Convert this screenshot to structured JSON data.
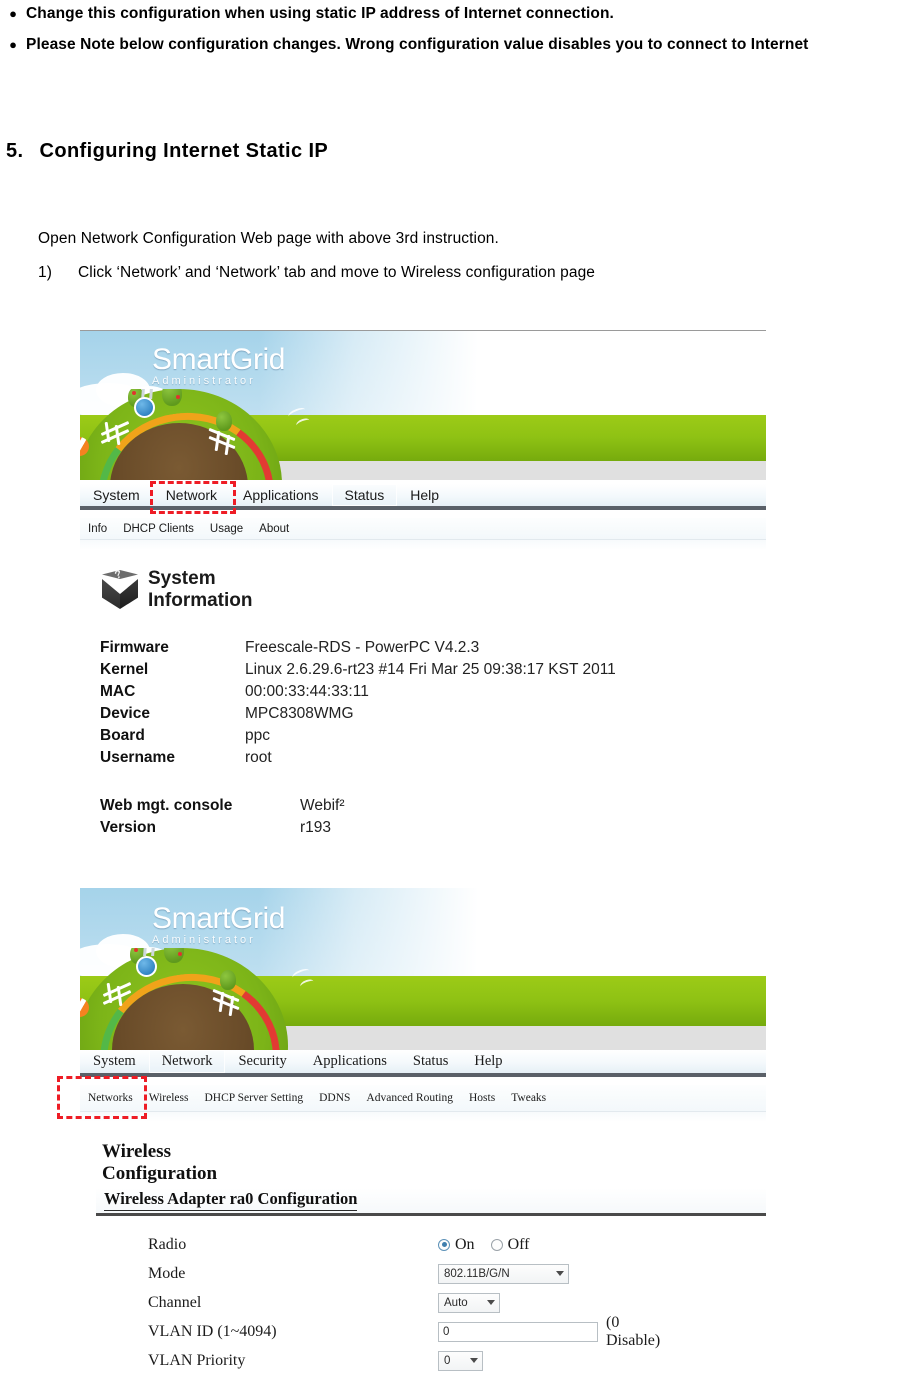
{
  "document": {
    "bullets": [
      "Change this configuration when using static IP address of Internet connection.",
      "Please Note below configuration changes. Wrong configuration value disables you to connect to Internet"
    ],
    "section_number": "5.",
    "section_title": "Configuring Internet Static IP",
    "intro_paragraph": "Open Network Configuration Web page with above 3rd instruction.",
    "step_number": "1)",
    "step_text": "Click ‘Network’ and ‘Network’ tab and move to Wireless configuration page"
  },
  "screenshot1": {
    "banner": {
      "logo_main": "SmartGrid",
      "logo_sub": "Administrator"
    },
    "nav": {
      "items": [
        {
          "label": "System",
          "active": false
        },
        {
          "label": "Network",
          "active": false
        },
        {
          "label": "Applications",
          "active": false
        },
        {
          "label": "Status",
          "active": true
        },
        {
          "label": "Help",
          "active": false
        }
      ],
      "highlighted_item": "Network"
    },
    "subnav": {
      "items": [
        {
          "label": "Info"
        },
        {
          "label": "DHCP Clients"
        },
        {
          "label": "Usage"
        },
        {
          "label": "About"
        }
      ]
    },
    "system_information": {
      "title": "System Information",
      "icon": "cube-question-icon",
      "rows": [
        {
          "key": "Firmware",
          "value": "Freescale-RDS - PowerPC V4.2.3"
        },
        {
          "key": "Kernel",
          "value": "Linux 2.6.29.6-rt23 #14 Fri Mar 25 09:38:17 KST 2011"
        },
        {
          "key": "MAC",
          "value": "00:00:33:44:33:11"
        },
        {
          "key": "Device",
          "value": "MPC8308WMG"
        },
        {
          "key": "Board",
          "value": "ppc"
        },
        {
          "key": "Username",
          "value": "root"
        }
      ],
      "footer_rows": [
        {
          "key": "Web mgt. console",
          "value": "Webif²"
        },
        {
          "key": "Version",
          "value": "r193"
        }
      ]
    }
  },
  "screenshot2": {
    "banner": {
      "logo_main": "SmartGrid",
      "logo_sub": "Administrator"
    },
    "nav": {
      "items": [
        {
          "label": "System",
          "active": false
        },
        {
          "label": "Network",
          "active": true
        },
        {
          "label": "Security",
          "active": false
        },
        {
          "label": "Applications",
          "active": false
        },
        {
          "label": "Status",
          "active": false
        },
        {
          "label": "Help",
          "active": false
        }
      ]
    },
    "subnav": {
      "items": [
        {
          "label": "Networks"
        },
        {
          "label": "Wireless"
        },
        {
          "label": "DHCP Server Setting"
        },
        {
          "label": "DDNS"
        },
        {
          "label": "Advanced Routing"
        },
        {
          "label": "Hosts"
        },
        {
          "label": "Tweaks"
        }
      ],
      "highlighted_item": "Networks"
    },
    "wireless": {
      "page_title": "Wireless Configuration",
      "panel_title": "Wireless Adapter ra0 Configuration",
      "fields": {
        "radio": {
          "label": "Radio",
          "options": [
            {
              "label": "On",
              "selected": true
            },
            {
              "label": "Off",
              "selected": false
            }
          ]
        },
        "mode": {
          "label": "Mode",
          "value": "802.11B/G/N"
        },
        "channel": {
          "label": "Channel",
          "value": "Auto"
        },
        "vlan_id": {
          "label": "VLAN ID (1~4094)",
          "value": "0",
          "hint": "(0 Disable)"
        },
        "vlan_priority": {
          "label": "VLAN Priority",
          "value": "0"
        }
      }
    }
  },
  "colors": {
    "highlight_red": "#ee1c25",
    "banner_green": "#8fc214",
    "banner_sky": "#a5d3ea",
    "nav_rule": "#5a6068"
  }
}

_STATED GOAL_
Copy each line of the records containing the string "DHCP".

_SOLUTION TO THIS EXERCISE_
          "label": "DHCP Clients"
          "label": "DHCP Server Setting"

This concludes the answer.